Transcribe the listing in full, excluding any pictures.

[Dataset excerpts]
■ ■ ■ ■

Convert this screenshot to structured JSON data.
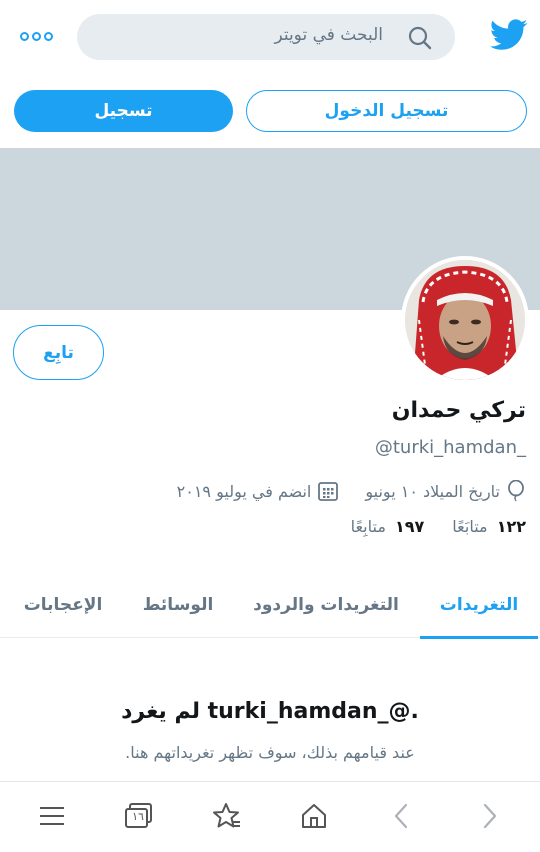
{
  "header": {
    "search_placeholder": "البحث في تويتر",
    "logo_icon": "twitter-bird-icon",
    "more_icon": "more-options-icon"
  },
  "auth": {
    "login_label": "تسجيل الدخول",
    "signup_label": "تسجيل"
  },
  "profile": {
    "follow_label": "تابِع",
    "display_name": "تركي حمدان",
    "handle": "@turki_hamdan_",
    "birthday": "تاريخ الميلاد ١٠ يونيو",
    "joined": "انضم في يوليو ٢٠١٩",
    "following_count": "١٢٢",
    "following_label": "متابَعًا",
    "followers_count": "١٩٧",
    "followers_label": "متابِعًا"
  },
  "tabs": [
    {
      "label": "التغريدات",
      "active": true
    },
    {
      "label": "التغريدات والردود",
      "active": false
    },
    {
      "label": "الوسائط",
      "active": false
    },
    {
      "label": "الإعجابات",
      "active": false
    }
  ],
  "empty_state": {
    "title": "لم يغرد turki_hamdan_@.",
    "subtitle": "عند قيامهم بذلك، سوف تظهر تغريداتهم هنا."
  },
  "bottom_nav": {
    "tabs_count": "١٦"
  },
  "colors": {
    "accent": "#1da1f2",
    "banner": "#ccd6dd",
    "search_bg": "#e6ecf0"
  }
}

■ ■ ■ ■

• _RESPONSE FOR THIS EXERCISE_
Convert this screenshot to structured JSON data.
{
  "header": {
    "search_placeholder": "البحث في تويتر",
    "logo_icon": "twitter-bird-icon",
    "more_icon": "more-options-icon"
  },
  "auth": {
    "login_label": "تسجيل الدخول",
    "signup_label": "تسجيل"
  },
  "profile": {
    "follow_label": "تابِع",
    "display_name": "تركي حمدان",
    "handle": "@turki_hamdan_",
    "birthday": "تاريخ الميلاد ١٠ يونيو",
    "joined": "انضم في يوليو ٢٠١٩",
    "following_count": "١٢٢",
    "following_label": "متابَعًا",
    "followers_count": "١٩٧",
    "followers_label": "متابِعًا"
  },
  "tabs": [
    {
      "label": "التغريدات",
      "active": true
    },
    {
      "label": "التغريدات والردود",
      "active": false
    },
    {
      "label": "الوسائط",
      "active": false
    },
    {
      "label": "الإعجابات",
      "active": false
    }
  ],
  "empty_state": {
    "title": "لم يغرد turki_hamdan_@.",
    "subtitle": "عند قيامهم بذلك، سوف تظهر تغريداتهم هنا."
  },
  "bottom_nav": {
    "tabs_count": "١٦"
  },
  "colors": {
    "accent": "#1da1f2",
    "banner": "#ccd6dd",
    "search_bg": "#e6ecf0"
  }
}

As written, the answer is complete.